━━━ Information provided ━━━

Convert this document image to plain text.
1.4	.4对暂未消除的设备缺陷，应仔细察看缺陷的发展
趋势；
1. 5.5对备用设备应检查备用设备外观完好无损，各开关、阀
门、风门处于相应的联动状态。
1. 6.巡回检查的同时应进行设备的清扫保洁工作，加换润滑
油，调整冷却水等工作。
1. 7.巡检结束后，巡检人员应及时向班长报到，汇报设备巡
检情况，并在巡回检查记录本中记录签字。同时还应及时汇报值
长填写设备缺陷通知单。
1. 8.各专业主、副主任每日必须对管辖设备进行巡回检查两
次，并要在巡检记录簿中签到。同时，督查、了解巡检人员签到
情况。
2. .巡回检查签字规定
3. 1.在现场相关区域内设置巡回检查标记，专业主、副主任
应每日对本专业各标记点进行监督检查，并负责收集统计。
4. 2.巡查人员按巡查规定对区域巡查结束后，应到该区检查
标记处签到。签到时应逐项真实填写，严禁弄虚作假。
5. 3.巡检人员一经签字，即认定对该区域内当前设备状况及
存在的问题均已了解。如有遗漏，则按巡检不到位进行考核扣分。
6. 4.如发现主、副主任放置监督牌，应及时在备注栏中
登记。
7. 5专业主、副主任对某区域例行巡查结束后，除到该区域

━━━

> Request:
The lines above should be duplicated exactly.

> Response to this task:
Convert this document image to plain text.
1.4	.4对暂未消除的设备缺陷，应仔细察看缺陷的发展
趋势；
1. 5.5对备用设备应检查备用设备外观完好无损，各开关、阀
门、风门处于相应的联动状态。
1. 6.巡回检查的同时应进行设备的清扫保洁工作，加换润滑
油，调整冷却水等工作。
1. 7.巡检结束后，巡检人员应及时向班长报到，汇报设备巡
检情况，并在巡回检查记录本中记录签字。同时还应及时汇报值
长填写设备缺陷通知单。
1. 8.各专业主、副主任每日必须对管辖设备进行巡回检查两
次，并要在巡检记录簿中签到。同时，督查、了解巡检人员签到
情况。
2. .巡回检查签字规定
3. 1.在现场相关区域内设置巡回检查标记，专业主、副主任
应每日对本专业各标记点进行监督检查，并负责收集统计。
4. 2.巡查人员按巡查规定对区域巡查结束后，应到该区检查
标记处签到。签到时应逐项真实填写，严禁弄虚作假。
5. 3.巡检人员一经签字，即认定对该区域内当前设备状况及
存在的问题均已了解。如有遗漏，则按巡检不到位进行考核扣分。
6. 4.如发现主、副主任放置监督牌，应及时在备注栏中
登记。
7. 5专业主、副主任对某区域例行巡查结束后，除到该区域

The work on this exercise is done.